Extracts from a graphics dataset:
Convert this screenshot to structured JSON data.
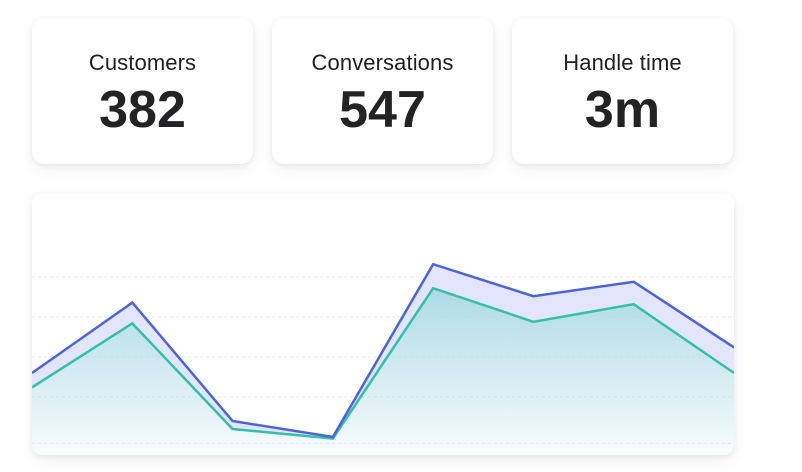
{
  "metrics": [
    {
      "label": "Customers",
      "value": "382"
    },
    {
      "label": "Conversations",
      "value": "547"
    },
    {
      "label": "Handle time",
      "value": "3m"
    }
  ],
  "colors": {
    "series_primary": "#4d63dc",
    "series_primary_fill": "#dfe2fb",
    "series_secondary": "#34bfa8",
    "series_secondary_fill": "#a9d9e4",
    "grid": "#e7e8ee"
  },
  "chart_data": {
    "type": "area",
    "grid": true,
    "ylim": [
      0,
      100
    ],
    "x": [
      0,
      1,
      2,
      3,
      4,
      5,
      6,
      7
    ],
    "series": [
      {
        "values": [
          40,
          84,
          10,
          0,
          108,
          88,
          97,
          56
        ]
      },
      {
        "values": [
          31,
          71,
          5,
          -1,
          93,
          72,
          83,
          40
        ]
      }
    ]
  }
}
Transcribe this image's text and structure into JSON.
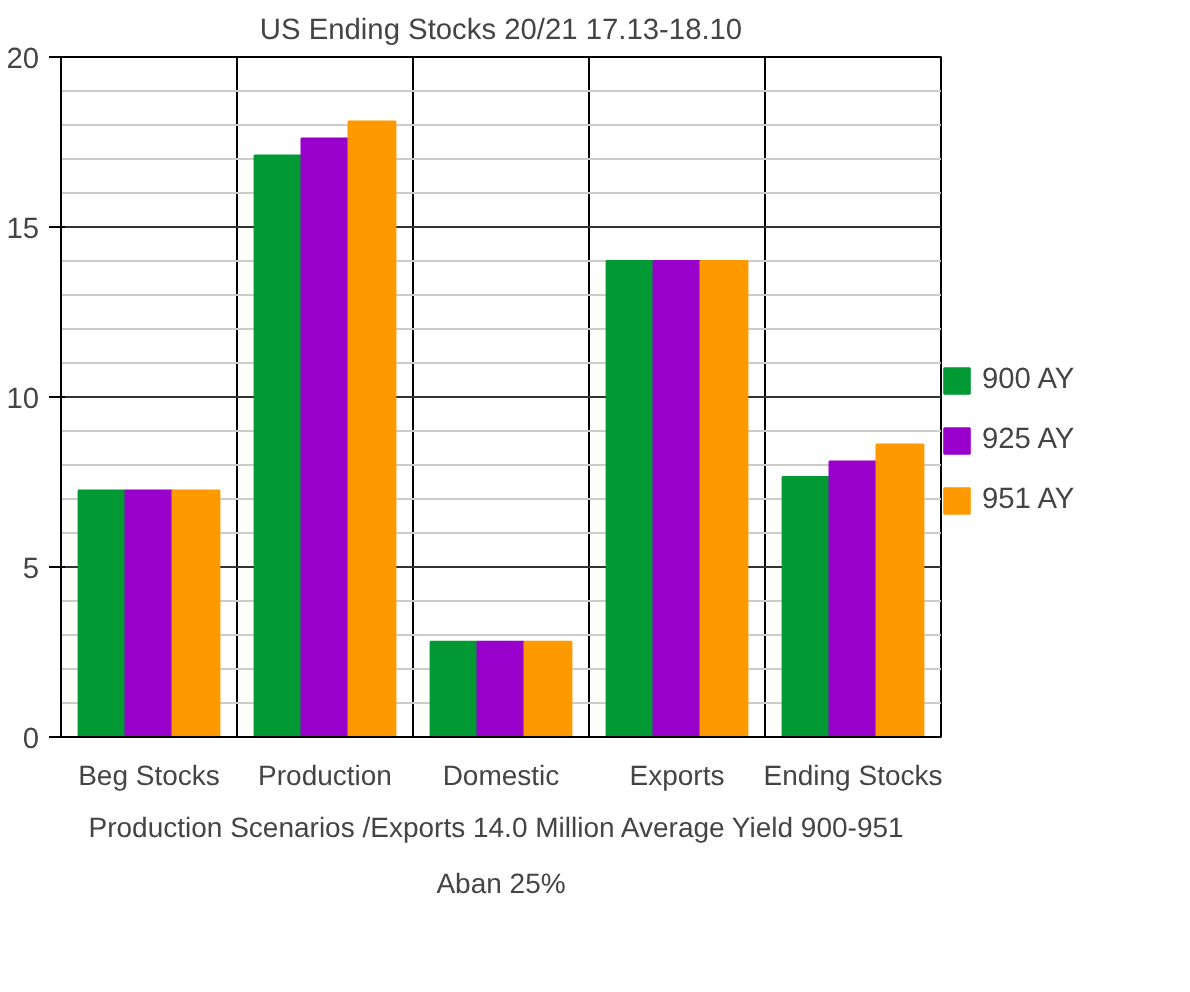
{
  "chart_data": {
    "type": "bar",
    "title": "US Ending Stocks 20/21 17.13-18.10",
    "categories": [
      "Beg Stocks",
      "Production",
      "Domestic",
      "Exports",
      "Ending Stocks"
    ],
    "series": [
      {
        "name": "900 AY",
        "color": "#009933",
        "values": [
          7.25,
          17.1,
          2.8,
          14.0,
          7.65
        ]
      },
      {
        "name": "925 AY",
        "color": "#9900cc",
        "values": [
          7.25,
          17.6,
          2.8,
          14.0,
          8.1
        ]
      },
      {
        "name": "951 AY",
        "color": "#ff9900",
        "values": [
          7.25,
          18.1,
          2.8,
          14.0,
          8.6
        ]
      }
    ],
    "ylim": [
      0,
      20
    ],
    "yticks": [
      0,
      5,
      10,
      15,
      20
    ],
    "grid": true,
    "legend": "right",
    "annotations": [
      "Production Scenarios /Exports 14.0 Million  Average Yield 900-951",
      "Aban 25%"
    ]
  }
}
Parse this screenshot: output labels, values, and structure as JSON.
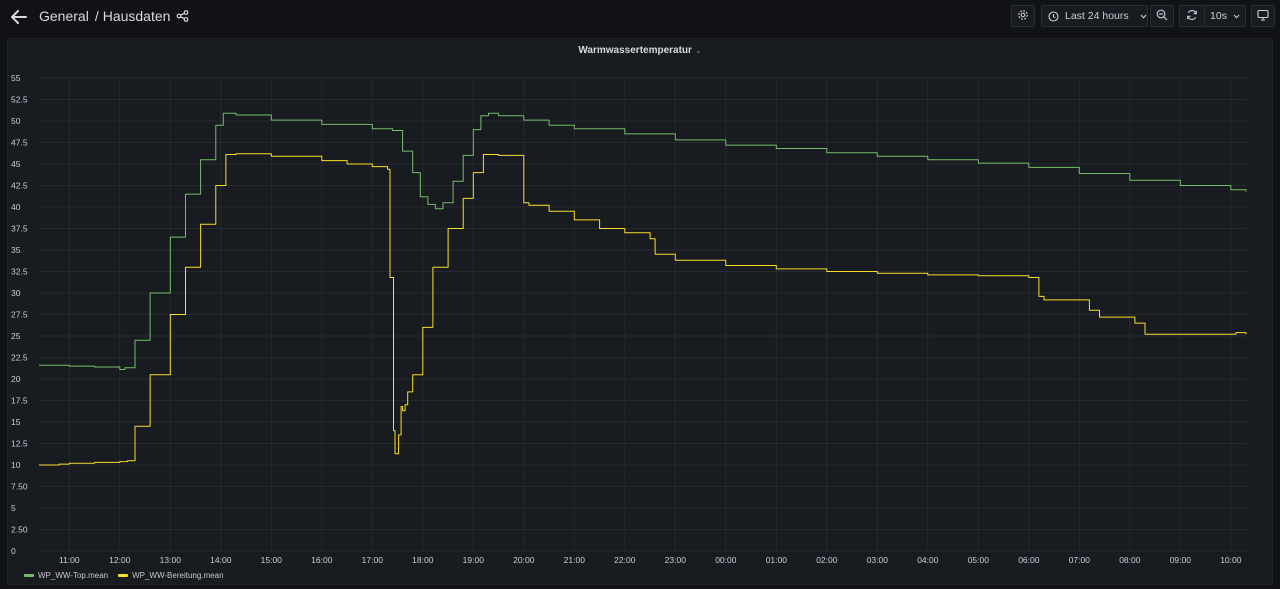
{
  "header": {
    "breadcrumb_folder": "General",
    "breadcrumb_separator": "/",
    "dashboard_title": "Hausdaten"
  },
  "toolbar": {
    "time_range_label": "Last 24 hours",
    "refresh_interval_label": "10s"
  },
  "panel": {
    "title": "Warmwassertemperatur"
  },
  "chart_data": {
    "type": "line",
    "title": "Warmwassertemperatur",
    "xlabel": "",
    "ylabel": "",
    "ylim": [
      0,
      55
    ],
    "y_ticks": [
      "0",
      "2.50",
      "5",
      "7.50",
      "10",
      "12.5",
      "15",
      "17.5",
      "20",
      "22.5",
      "25",
      "27.5",
      "30",
      "32.5",
      "35",
      "37.5",
      "40",
      "42.5",
      "45",
      "47.5",
      "50",
      "52.5",
      "55"
    ],
    "x_ticks": [
      "11:00",
      "12:00",
      "13:00",
      "14:00",
      "15:00",
      "16:00",
      "17:00",
      "18:00",
      "19:00",
      "20:00",
      "21:00",
      "22:00",
      "23:00",
      "00:00",
      "01:00",
      "02:00",
      "03:00",
      "04:00",
      "05:00",
      "06:00",
      "07:00",
      "08:00",
      "09:00",
      "10:00"
    ],
    "x_range_hours": [
      10.4,
      34.3
    ],
    "x_unit_note": "hours of day, values after midnight are 24+h",
    "grid": true,
    "legend_placement": "bottom-left",
    "series": [
      {
        "name": "WP_WW-Top.mean",
        "color": "#73bf69",
        "x": [
          10.4,
          11.0,
          11.5,
          12.0,
          12.1,
          12.3,
          12.6,
          13.0,
          13.3,
          13.6,
          13.9,
          14.05,
          14.3,
          15.0,
          16.0,
          17.0,
          17.4,
          17.6,
          17.8,
          17.95,
          18.1,
          18.25,
          18.4,
          18.6,
          18.8,
          19.0,
          19.15,
          19.3,
          19.5,
          20.0,
          20.5,
          21.0,
          22.0,
          23.0,
          0,
          1,
          2,
          3,
          4,
          5,
          6,
          7,
          8,
          9,
          10,
          10.3
        ],
        "x_hours": [
          10.4,
          11.0,
          11.5,
          12.0,
          12.1,
          12.3,
          12.6,
          13.0,
          13.3,
          13.6,
          13.9,
          14.05,
          14.3,
          15.0,
          16.0,
          17.0,
          17.4,
          17.6,
          17.8,
          17.95,
          18.1,
          18.25,
          18.4,
          18.6,
          18.8,
          19.0,
          19.15,
          19.3,
          19.5,
          20.0,
          20.5,
          21.0,
          22.0,
          23.0,
          24.0,
          25.0,
          26.0,
          27.0,
          28.0,
          29.0,
          30.0,
          31.0,
          32.0,
          33.0,
          34.0,
          34.3
        ],
        "values": [
          21.6,
          21.5,
          21.4,
          21.1,
          21.3,
          24.5,
          30.0,
          36.5,
          41.5,
          45.5,
          49.5,
          50.9,
          50.7,
          50.1,
          49.6,
          49.1,
          48.9,
          46.5,
          44.0,
          41.2,
          40.3,
          39.8,
          40.5,
          43.0,
          46.0,
          49.0,
          50.6,
          50.9,
          50.6,
          50.1,
          49.5,
          49.1,
          48.5,
          47.8,
          47.2,
          46.8,
          46.3,
          45.9,
          45.5,
          45.1,
          44.6,
          43.9,
          43.1,
          42.5,
          42.0,
          41.8
        ]
      },
      {
        "name": "WP_WW-Bereitung.mean",
        "color": "#fade2a",
        "x_hours": [
          10.4,
          10.8,
          11.0,
          11.5,
          12.0,
          12.15,
          12.3,
          12.6,
          13.0,
          13.3,
          13.6,
          13.9,
          14.1,
          14.3,
          15.0,
          16.0,
          16.5,
          17.0,
          17.3,
          17.35,
          17.42,
          17.45,
          17.52,
          17.57,
          17.6,
          17.65,
          17.7,
          17.8,
          18.0,
          18.2,
          18.5,
          18.8,
          19.0,
          19.2,
          19.5,
          19.9,
          20.0,
          20.1,
          20.5,
          21.0,
          21.5,
          22.0,
          22.5,
          22.6,
          23.0,
          24.0,
          25.0,
          26.0,
          27.0,
          28.0,
          29.0,
          30.0,
          30.2,
          30.3,
          31.0,
          31.2,
          31.4,
          32.0,
          32.1,
          32.3,
          33.0,
          34.0,
          34.1,
          34.3
        ],
        "values": [
          10.0,
          10.1,
          10.2,
          10.3,
          10.4,
          10.5,
          14.5,
          20.5,
          27.5,
          33.0,
          38.0,
          42.5,
          46.1,
          46.2,
          45.9,
          45.4,
          45.0,
          44.7,
          44.4,
          31.8,
          14.0,
          11.3,
          13.5,
          16.8,
          16.3,
          17.0,
          18.5,
          20.5,
          26.0,
          33.0,
          37.5,
          41.0,
          44.0,
          46.1,
          46.0,
          46.0,
          40.5,
          40.2,
          39.5,
          38.5,
          37.5,
          37.0,
          36.3,
          34.5,
          33.8,
          33.2,
          32.8,
          32.5,
          32.3,
          32.1,
          32.0,
          31.8,
          29.6,
          29.2,
          29.2,
          28.0,
          27.2,
          27.2,
          26.5,
          25.2,
          25.2,
          25.2,
          25.4,
          25.2
        ]
      }
    ]
  }
}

Required work — Return only the number of lines in the preceding records that contain the string "name".

Expected output — 5